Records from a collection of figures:
━━━━━━━━

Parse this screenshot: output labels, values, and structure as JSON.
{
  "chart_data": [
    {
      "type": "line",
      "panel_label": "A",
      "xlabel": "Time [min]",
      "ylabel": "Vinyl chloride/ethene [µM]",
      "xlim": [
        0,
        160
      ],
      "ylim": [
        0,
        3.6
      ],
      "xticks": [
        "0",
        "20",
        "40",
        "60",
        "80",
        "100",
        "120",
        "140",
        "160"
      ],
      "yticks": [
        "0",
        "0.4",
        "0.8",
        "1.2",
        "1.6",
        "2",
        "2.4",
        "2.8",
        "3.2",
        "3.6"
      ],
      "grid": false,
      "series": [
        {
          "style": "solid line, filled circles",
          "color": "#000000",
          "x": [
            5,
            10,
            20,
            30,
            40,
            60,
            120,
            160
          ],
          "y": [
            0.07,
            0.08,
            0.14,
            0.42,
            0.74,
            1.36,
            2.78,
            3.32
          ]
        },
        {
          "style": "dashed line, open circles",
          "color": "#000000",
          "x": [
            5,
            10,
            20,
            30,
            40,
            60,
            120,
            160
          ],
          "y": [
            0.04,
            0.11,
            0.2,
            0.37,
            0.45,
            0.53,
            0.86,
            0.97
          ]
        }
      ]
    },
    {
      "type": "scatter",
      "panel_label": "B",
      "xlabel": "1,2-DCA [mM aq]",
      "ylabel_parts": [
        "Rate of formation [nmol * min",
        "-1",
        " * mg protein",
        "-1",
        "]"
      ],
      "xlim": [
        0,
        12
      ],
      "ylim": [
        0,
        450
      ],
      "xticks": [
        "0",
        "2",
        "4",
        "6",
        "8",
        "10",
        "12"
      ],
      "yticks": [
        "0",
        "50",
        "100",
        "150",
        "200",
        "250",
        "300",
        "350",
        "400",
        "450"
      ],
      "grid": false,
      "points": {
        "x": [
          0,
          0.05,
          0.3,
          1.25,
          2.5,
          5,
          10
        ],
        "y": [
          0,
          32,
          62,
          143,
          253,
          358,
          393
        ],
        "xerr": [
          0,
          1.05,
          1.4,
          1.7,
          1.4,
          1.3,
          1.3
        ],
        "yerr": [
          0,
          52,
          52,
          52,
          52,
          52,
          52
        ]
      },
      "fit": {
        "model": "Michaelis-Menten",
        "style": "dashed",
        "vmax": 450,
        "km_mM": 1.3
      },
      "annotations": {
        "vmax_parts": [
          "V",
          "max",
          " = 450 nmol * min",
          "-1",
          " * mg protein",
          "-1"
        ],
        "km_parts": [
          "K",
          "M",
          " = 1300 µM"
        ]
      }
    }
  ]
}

━━━━━━━━

Could you copy every record above exactly as it stands?

Parse this screenshot: output labels, values, and structure as JSON.
{
  "chart_data": [
    {
      "type": "line",
      "panel_label": "A",
      "xlabel": "Time [min]",
      "ylabel": "Vinyl chloride/ethene [µM]",
      "xlim": [
        0,
        160
      ],
      "ylim": [
        0,
        3.6
      ],
      "xticks": [
        "0",
        "20",
        "40",
        "60",
        "80",
        "100",
        "120",
        "140",
        "160"
      ],
      "yticks": [
        "0",
        "0.4",
        "0.8",
        "1.2",
        "1.6",
        "2",
        "2.4",
        "2.8",
        "3.2",
        "3.6"
      ],
      "grid": false,
      "series": [
        {
          "style": "solid line, filled circles",
          "color": "#000000",
          "x": [
            5,
            10,
            20,
            30,
            40,
            60,
            120,
            160
          ],
          "y": [
            0.07,
            0.08,
            0.14,
            0.42,
            0.74,
            1.36,
            2.78,
            3.32
          ]
        },
        {
          "style": "dashed line, open circles",
          "color": "#000000",
          "x": [
            5,
            10,
            20,
            30,
            40,
            60,
            120,
            160
          ],
          "y": [
            0.04,
            0.11,
            0.2,
            0.37,
            0.45,
            0.53,
            0.86,
            0.97
          ]
        }
      ]
    },
    {
      "type": "scatter",
      "panel_label": "B",
      "xlabel": "1,2-DCA [mM aq]",
      "ylabel_parts": [
        "Rate of formation [nmol * min",
        "-1",
        " * mg protein",
        "-1",
        "]"
      ],
      "xlim": [
        0,
        12
      ],
      "ylim": [
        0,
        450
      ],
      "xticks": [
        "0",
        "2",
        "4",
        "6",
        "8",
        "10",
        "12"
      ],
      "yticks": [
        "0",
        "50",
        "100",
        "150",
        "200",
        "250",
        "300",
        "350",
        "400",
        "450"
      ],
      "grid": false,
      "points": {
        "x": [
          0,
          0.05,
          0.3,
          1.25,
          2.5,
          5,
          10
        ],
        "y": [
          0,
          32,
          62,
          143,
          253,
          358,
          393
        ],
        "xerr": [
          0,
          1.05,
          1.4,
          1.7,
          1.4,
          1.3,
          1.3
        ],
        "yerr": [
          0,
          52,
          52,
          52,
          52,
          52,
          52
        ]
      },
      "fit": {
        "model": "Michaelis-Menten",
        "style": "dashed",
        "vmax": 450,
        "km_mM": 1.3
      },
      "annotations": {
        "vmax_parts": [
          "V",
          "max",
          " = 450 nmol * min",
          "-1",
          " * mg protein",
          "-1"
        ],
        "km_parts": [
          "K",
          "M",
          " = 1300 µM"
        ]
      }
    }
  ]
}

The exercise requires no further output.